Exactly repeat the material, dropping every picture from the copy.

Source material:
================

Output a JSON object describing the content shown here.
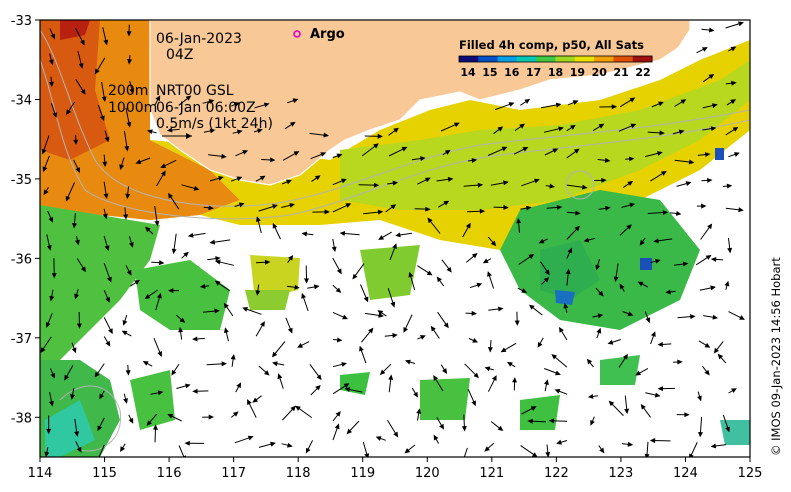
{
  "map": {
    "x_ticks": [
      "114",
      "115",
      "116",
      "117",
      "118",
      "119",
      "120",
      "121",
      "122",
      "123",
      "124",
      "125"
    ],
    "y_ticks": [
      "-33",
      "-34",
      "-35",
      "-36",
      "-37",
      "-38"
    ],
    "lon_range": [
      114,
      125
    ],
    "lat_range": [
      -38.5,
      -33
    ]
  },
  "annotations": {
    "date": "06-Jan-2023",
    "time": "04Z",
    "depth_200": "200m",
    "depth_1000": "1000m",
    "nrt": "NRT00 GSL",
    "nrt_time": "06-Jan 06:00Z",
    "scale": "0.5m/s (1kt 24h)"
  },
  "legend": {
    "argo_label": "Argo",
    "argo_color": "#e000c8"
  },
  "colorbar": {
    "title": "Filled 4h comp, p50, All Sats",
    "ticks": [
      "14",
      "15",
      "16",
      "17",
      "18",
      "19",
      "20",
      "21",
      "22"
    ],
    "colors": [
      "#0a0a78",
      "#0050c8",
      "#00a0e6",
      "#00c8b4",
      "#40c840",
      "#a0d820",
      "#e8e000",
      "#f0a000",
      "#e05000",
      "#a01010"
    ]
  },
  "credit": "© IMOS 09-Jan-2023 14:56 Hobart",
  "colors": {
    "land": "#f8c896",
    "contour": "#b4b4b4",
    "coast": "#ffffff"
  }
}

================

Worked solution:
Output a JSON object describing the content shown here.
{
  "map": {
    "x_ticks": [
      "114",
      "115",
      "116",
      "117",
      "118",
      "119",
      "120",
      "121",
      "122",
      "123",
      "124",
      "125"
    ],
    "y_ticks": [
      "-33",
      "-34",
      "-35",
      "-36",
      "-37",
      "-38"
    ],
    "lon_range": [
      114,
      125
    ],
    "lat_range": [
      -38.5,
      -33
    ]
  },
  "annotations": {
    "date": "06-Jan-2023",
    "time": "04Z",
    "depth_200": "200m",
    "depth_1000": "1000m",
    "nrt": "NRT00 GSL",
    "nrt_time": "06-Jan 06:00Z",
    "scale": "0.5m/s (1kt 24h)"
  },
  "legend": {
    "argo_label": "Argo",
    "argo_color": "#e000c8"
  },
  "colorbar": {
    "title": "Filled 4h comp, p50, All Sats",
    "ticks": [
      "14",
      "15",
      "16",
      "17",
      "18",
      "19",
      "20",
      "21",
      "22"
    ],
    "colors": [
      "#0a0a78",
      "#0050c8",
      "#00a0e6",
      "#00c8b4",
      "#40c840",
      "#a0d820",
      "#e8e000",
      "#f0a000",
      "#e05000",
      "#a01010"
    ]
  },
  "credit": "© IMOS 09-Jan-2023 14:56 Hobart",
  "colors": {
    "land": "#f8c896",
    "contour": "#b4b4b4",
    "coast": "#ffffff"
  }
}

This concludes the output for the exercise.